── ENTRIES SHOWN
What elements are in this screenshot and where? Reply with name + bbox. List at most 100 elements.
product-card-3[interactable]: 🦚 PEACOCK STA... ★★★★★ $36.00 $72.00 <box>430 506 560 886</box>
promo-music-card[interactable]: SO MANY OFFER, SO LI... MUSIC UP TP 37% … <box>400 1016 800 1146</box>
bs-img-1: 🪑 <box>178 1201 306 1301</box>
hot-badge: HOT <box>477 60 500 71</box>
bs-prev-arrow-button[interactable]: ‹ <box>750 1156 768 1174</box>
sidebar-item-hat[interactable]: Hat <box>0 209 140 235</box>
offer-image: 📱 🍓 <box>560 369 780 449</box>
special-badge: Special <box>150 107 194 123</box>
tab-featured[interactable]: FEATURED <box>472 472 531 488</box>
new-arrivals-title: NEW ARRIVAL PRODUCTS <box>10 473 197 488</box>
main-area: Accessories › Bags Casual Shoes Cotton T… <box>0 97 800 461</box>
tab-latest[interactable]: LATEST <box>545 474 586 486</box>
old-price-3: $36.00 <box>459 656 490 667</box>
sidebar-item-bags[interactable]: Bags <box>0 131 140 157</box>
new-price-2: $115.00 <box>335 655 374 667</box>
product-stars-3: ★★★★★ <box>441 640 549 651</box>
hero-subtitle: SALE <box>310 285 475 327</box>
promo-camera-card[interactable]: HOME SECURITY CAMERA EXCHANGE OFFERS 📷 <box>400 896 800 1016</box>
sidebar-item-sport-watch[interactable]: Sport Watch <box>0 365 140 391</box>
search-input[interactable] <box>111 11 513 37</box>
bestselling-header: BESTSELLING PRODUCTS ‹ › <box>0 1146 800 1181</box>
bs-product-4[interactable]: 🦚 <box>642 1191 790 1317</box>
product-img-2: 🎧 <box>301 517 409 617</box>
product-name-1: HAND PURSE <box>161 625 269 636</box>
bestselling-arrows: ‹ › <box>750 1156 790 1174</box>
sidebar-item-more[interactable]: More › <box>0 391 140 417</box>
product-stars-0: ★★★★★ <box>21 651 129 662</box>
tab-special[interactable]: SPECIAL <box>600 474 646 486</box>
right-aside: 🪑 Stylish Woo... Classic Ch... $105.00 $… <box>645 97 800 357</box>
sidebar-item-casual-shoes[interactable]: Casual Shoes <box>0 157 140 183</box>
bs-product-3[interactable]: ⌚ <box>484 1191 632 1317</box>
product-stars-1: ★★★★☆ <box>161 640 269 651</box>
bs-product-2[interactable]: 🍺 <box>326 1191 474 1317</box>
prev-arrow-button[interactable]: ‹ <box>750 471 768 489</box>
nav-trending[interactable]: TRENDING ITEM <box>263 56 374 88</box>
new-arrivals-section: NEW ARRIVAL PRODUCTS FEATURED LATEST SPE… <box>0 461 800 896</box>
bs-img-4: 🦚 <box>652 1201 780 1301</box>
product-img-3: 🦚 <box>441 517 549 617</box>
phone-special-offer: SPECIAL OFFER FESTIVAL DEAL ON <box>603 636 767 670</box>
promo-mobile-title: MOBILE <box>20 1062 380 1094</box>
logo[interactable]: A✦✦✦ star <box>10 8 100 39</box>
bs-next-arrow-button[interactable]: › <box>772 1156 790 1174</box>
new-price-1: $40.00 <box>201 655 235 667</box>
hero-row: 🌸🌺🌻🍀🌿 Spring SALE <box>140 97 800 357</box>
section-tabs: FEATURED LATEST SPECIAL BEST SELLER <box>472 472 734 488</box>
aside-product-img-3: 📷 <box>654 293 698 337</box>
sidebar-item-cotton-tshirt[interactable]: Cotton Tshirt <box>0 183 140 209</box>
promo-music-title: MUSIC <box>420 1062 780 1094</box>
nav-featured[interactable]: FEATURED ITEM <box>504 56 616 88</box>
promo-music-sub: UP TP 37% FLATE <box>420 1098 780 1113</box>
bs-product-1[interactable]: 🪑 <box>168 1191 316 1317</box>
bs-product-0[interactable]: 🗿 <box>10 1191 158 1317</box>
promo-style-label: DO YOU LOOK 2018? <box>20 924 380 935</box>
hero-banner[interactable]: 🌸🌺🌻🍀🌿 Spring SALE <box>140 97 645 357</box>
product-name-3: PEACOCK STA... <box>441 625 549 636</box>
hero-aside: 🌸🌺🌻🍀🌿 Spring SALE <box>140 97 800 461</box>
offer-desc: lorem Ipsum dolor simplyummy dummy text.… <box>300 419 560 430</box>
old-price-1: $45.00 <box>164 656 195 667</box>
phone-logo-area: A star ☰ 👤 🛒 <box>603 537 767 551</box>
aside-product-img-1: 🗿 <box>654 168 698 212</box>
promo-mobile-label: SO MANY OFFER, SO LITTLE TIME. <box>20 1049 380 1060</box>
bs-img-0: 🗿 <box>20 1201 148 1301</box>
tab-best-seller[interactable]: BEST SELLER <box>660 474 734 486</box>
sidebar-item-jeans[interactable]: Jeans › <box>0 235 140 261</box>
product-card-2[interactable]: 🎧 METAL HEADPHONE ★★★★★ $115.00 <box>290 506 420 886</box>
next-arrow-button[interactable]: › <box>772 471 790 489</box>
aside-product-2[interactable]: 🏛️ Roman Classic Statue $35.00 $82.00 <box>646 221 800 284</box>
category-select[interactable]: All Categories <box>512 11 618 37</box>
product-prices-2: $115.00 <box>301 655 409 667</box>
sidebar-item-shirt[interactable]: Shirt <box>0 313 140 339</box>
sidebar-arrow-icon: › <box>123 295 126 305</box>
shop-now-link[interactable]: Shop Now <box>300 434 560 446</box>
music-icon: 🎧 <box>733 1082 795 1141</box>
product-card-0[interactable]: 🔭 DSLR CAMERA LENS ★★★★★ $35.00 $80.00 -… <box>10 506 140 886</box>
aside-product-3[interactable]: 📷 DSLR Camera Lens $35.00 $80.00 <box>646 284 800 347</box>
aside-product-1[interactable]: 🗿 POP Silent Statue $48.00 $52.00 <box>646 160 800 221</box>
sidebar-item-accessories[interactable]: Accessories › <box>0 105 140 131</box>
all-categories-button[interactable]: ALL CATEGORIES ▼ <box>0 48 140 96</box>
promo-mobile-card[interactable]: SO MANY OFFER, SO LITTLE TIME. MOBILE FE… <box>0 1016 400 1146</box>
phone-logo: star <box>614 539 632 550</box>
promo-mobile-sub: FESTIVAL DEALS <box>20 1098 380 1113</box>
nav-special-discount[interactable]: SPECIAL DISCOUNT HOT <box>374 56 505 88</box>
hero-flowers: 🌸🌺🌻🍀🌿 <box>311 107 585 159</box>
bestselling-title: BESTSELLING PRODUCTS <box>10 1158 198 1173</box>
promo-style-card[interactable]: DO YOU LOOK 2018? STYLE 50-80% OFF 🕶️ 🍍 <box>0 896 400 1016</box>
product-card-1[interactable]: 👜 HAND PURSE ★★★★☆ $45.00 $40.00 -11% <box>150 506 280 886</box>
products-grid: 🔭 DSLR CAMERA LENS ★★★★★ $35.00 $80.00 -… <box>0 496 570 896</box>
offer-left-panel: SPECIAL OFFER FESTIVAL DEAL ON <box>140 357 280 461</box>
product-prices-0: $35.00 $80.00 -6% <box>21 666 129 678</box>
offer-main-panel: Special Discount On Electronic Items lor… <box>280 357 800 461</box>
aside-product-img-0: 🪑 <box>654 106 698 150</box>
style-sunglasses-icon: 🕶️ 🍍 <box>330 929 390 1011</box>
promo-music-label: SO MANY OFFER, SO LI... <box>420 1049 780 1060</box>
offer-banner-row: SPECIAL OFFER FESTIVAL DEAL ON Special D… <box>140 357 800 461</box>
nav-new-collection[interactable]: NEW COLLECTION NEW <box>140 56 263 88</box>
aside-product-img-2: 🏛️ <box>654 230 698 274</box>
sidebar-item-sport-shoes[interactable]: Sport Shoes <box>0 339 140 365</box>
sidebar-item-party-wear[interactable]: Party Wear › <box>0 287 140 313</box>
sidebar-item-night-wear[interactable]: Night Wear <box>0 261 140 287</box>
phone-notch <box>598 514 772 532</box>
────
*WHAT YOU WILL DO*. Give the lines as a numbered list, starting at the first one and ending at the line that contains "nav-trending[interactable]: TRENDING ITEM", with blank lines left out.

*TASK RESPONSE*.
1. What elements are in this screenshot and where? Reply with name + bbox. List at most 100 elements.
2. product-card-3[interactable]: 🦚 PEACOCK STA... ★★★★★ $36.00 $72.00 <box>430 506 560 886</box>
3. promo-music-card[interactable]: SO MANY OFFER, SO LI... MUSIC UP TP 37% … <box>400 1016 800 1146</box>
4. bs-img-1: 🪑 <box>178 1201 306 1301</box>
5. hot-badge: HOT <box>477 60 500 71</box>
6. bs-prev-arrow-button[interactable]: ‹ <box>750 1156 768 1174</box>
7. sidebar-item-hat[interactable]: Hat <box>0 209 140 235</box>
8. offer-image: 📱 🍓 <box>560 369 780 449</box>
9. special-badge: Special <box>150 107 194 123</box>
10. tab-featured[interactable]: FEATURED <box>472 472 531 488</box>
11. new-arrivals-title: NEW ARRIVAL PRODUCTS <box>10 473 197 488</box>
12. main-area: Accessories › Bags Casual Shoes Cotton T… <box>0 97 800 461</box>
13. tab-latest[interactable]: LATEST <box>545 474 586 486</box>
14. old-price-3: $36.00 <box>459 656 490 667</box>
15. sidebar-item-bags[interactable]: Bags <box>0 131 140 157</box>
16. new-price-2: $115.00 <box>335 655 374 667</box>
17. product-stars-3: ★★★★★ <box>441 640 549 651</box>
18. hero-subtitle: SALE <box>310 285 475 327</box>
19. promo-camera-card[interactable]: HOME SECURITY CAMERA EXCHANGE OFFERS 📷 <box>400 896 800 1016</box>
20. sidebar-item-sport-watch[interactable]: Sport Watch <box>0 365 140 391</box>
21. search-input[interactable] <box>111 11 513 37</box>
22. bestselling-header: BESTSELLING PRODUCTS ‹ › <box>0 1146 800 1181</box>
23. bs-product-4[interactable]: 🦚 <box>642 1191 790 1317</box>
24. product-img-2: 🎧 <box>301 517 409 617</box>
25. product-name-1: HAND PURSE <box>161 625 269 636</box>
26. bestselling-arrows: ‹ › <box>750 1156 790 1174</box>
27. sidebar-item-more[interactable]: More › <box>0 391 140 417</box>
28. product-stars-0: ★★★★★ <box>21 651 129 662</box>
29. tab-special[interactable]: SPECIAL <box>600 474 646 486</box>
30. right-aside: 🪑 Stylish Woo... Classic Ch... $105.00 $… <box>645 97 800 357</box>
31. sidebar-item-casual-shoes[interactable]: Casual Shoes <box>0 157 140 183</box>
32. bs-product-3[interactable]: ⌚ <box>484 1191 632 1317</box>
33. product-stars-1: ★★★★☆ <box>161 640 269 651</box>
34. bs-product-2[interactable]: 🍺 <box>326 1191 474 1317</box>
35. prev-arrow-button[interactable]: ‹ <box>750 471 768 489</box>
36. nav-trending[interactable]: TRENDING ITEM <box>263 56 374 88</box>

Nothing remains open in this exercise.